Text block:
How to destruct class instances allocated by a Region-allocator over a single GC block

Eduard Staniloiu edi33416 at gmail.com
Tue Apr 3 09:14:28 UTC 2018


On Monday, 2 April 2018 at 21:32:47 UTC, Steven Schveighoffer 
wrote:
> On 4/2/18 5:16 PM, Per Nordlöw wrote:
>> On Monday, 2 April 2018 at 20:43:01 UTC, Alexandru Jercaianu 
>> wrote:
>>> I am not completely sure how to solve this, but maybe we can 
>>> find some clues here [1].
>>> It seems like we should use addRoot on the buffer returned by 
>>> GC.instance.allocate to keep it alive.
>>> Then, we can use addRange on each node after allocation and 
>>> somehow use 'TypeInfo' to trigger destructors.
>>> I'll dig into this more tomorrow and come back with a better 
>>> answer.
>> 
>> How can there not be a documented answer for this question, 
>> given that std.experimental.allocator has been in Phobos for 2 
>> years?
>> 
>> Has std.experimental.allocator only been used for allocating 
>> `struct`s?

Questions:
1) Reproduce the stretch of the region-allocator post from "Eduard Staniloiu edi33416" through "keep it alive." word for word.
2) Carry the region-allocator post forward from its last line.

Listed entries:

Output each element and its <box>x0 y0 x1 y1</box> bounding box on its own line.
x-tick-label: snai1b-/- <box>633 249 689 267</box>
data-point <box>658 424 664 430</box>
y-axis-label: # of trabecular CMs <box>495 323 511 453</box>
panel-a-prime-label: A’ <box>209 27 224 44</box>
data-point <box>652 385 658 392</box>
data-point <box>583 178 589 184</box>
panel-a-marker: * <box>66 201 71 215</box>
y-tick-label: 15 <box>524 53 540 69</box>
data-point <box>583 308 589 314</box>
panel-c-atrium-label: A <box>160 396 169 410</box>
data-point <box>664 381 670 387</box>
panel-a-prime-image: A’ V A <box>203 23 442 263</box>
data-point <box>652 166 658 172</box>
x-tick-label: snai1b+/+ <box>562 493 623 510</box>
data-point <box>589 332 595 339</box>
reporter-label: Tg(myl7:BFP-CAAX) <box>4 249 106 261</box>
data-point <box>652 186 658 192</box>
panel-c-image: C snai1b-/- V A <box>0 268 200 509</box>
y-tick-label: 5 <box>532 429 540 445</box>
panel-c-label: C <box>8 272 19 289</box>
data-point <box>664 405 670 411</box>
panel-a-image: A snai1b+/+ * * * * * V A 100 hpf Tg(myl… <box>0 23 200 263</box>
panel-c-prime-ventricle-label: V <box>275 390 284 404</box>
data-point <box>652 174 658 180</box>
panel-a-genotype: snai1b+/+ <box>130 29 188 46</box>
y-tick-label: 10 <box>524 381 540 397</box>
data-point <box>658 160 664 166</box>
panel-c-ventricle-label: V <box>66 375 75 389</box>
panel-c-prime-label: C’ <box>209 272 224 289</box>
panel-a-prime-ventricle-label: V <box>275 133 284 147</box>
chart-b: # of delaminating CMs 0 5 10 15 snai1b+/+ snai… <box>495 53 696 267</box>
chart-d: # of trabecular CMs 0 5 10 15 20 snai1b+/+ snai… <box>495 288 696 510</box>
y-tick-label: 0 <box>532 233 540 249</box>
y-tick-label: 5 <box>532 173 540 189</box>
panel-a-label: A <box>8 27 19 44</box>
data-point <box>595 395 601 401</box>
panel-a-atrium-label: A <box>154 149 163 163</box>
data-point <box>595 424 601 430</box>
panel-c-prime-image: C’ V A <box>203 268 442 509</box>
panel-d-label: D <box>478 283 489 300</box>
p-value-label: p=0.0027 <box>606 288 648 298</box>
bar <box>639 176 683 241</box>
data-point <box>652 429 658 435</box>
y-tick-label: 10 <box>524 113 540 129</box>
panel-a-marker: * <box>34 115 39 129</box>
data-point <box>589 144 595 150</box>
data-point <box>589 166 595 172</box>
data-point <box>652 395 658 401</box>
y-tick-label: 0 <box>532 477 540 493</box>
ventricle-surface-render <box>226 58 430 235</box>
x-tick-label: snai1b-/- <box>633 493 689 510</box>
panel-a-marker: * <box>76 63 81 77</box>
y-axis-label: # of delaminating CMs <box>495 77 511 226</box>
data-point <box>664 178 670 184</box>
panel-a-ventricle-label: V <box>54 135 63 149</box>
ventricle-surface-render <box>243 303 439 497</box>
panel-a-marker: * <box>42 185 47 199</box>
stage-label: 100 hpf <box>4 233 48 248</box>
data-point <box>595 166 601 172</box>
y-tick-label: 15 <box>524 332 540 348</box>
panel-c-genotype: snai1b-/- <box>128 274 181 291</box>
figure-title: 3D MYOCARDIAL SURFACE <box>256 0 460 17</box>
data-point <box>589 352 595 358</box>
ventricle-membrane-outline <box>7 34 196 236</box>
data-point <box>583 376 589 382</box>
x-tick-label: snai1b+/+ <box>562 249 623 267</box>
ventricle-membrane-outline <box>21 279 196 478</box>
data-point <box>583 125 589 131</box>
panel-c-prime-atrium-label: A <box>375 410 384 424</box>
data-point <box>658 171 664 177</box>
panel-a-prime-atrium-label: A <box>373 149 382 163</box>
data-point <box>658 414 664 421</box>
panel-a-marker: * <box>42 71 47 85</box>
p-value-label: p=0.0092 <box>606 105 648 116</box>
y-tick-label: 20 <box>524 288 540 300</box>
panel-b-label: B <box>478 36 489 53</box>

Responses for each task:
1)
Eduard Staniloiu edi33416 at gmail.com
Tue Apr 3 09:14:28 UTC 2018


On Monday, 2 April 2018 at 21:32:47 UTC, Steven Schveighoffer 
wrote:
> On 4/2/18 5:16 PM, Per Nordlöw wrote:
>> On Monday, 2 April 2018 at 20:43:01 UTC, Alexandru Jercaianu 
>> wrote:
>>> I am not completely sure how to solve this, but maybe we can 
>>> find some clues here [1].
>>> It seems like we should use addRoot on the buffer returned by 
>>> GC.instance.allocate to keep it alive.

2)
>> 
>> Is the Region allocator especially misfit for constructing 
>> classes?
>
> Since a while, the GC also calls struct destructors, so it's 
> likely to be a problem for both.
>
> Note, addRoot and addRange will NOT call the destructors 
> appropriately. It will just prevent those memory areas from 
> getting collected. The memory shouldn't be collected anyway 
> because RegionAllocator should have a reference to it.
>
> The only way it will get destroyed is removing the root/range, 
> and then it will get collected just like any other GC block -- 
> same as it is now.
>
> It looks like std.experimental.allocator assumes you will 
> manually destroy items (possibly via dispose), it has no 
> mechanism to say "here's how to destroy this memory I'm 
> allocating if you happen to collect it".
>
> -Steve

The GCAllocator from std.experimental uses the druntime 
core.memory.GC, and allocates with a call to GC.malloc [1]

The GC doesn't know how you are using the memory chunk that he 
provided you with.
He only keeps a track of this chunk and will collect it when 
there are no more references
to it; you could also manually free it, if you wish so, with a 
call to
`GCAllocator.instance.deallocate`.

As Steve has said, you will have to manually destroy the items. I 
recommend using dispose
as it checks if the destroyed object has an explicit destructor, 
which it calls, before deallocating the memory.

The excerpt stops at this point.